Exercise —
Quote every line below exactly and skip any picture.

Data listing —

--------------------------------------------------

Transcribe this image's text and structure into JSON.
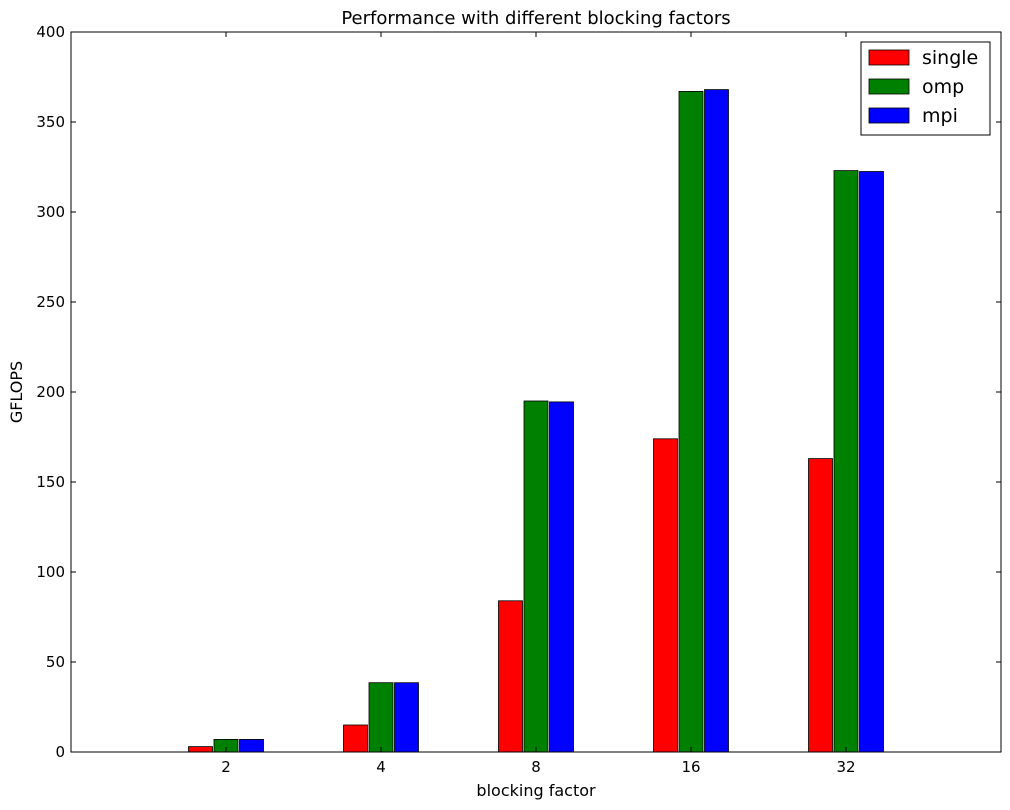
{
  "chart_data": {
    "type": "bar",
    "title": "Performance with different blocking factors",
    "xlabel": "blocking factor",
    "ylabel": "GFLOPS",
    "categories": [
      "2",
      "4",
      "8",
      "16",
      "32"
    ],
    "ylim": [
      0,
      400
    ],
    "yticks": [
      "0",
      "50",
      "100",
      "150",
      "200",
      "250",
      "300",
      "350",
      "400"
    ],
    "grid": false,
    "legend_position": "top-right",
    "series": [
      {
        "name": "single",
        "color": "#ff0000",
        "values": [
          3,
          15,
          84,
          174,
          163
        ]
      },
      {
        "name": "omp",
        "color": "#008000",
        "values": [
          7,
          38.5,
          195,
          367,
          323
        ]
      },
      {
        "name": "mpi",
        "color": "#0000ff",
        "values": [
          7,
          38.5,
          194.5,
          368,
          322.5
        ]
      }
    ]
  }
}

--------------------------------------------------

Correct output —
Transcribe this image's text and structure into JSON.
{
  "chart_data": {
    "type": "bar",
    "title": "Performance with different blocking factors",
    "xlabel": "blocking factor",
    "ylabel": "GFLOPS",
    "categories": [
      "2",
      "4",
      "8",
      "16",
      "32"
    ],
    "ylim": [
      0,
      400
    ],
    "yticks": [
      "0",
      "50",
      "100",
      "150",
      "200",
      "250",
      "300",
      "350",
      "400"
    ],
    "grid": false,
    "legend_position": "top-right",
    "series": [
      {
        "name": "single",
        "color": "#ff0000",
        "values": [
          3,
          15,
          84,
          174,
          163
        ]
      },
      {
        "name": "omp",
        "color": "#008000",
        "values": [
          7,
          38.5,
          195,
          367,
          323
        ]
      },
      {
        "name": "mpi",
        "color": "#0000ff",
        "values": [
          7,
          38.5,
          194.5,
          368,
          322.5
        ]
      }
    ]
  }
}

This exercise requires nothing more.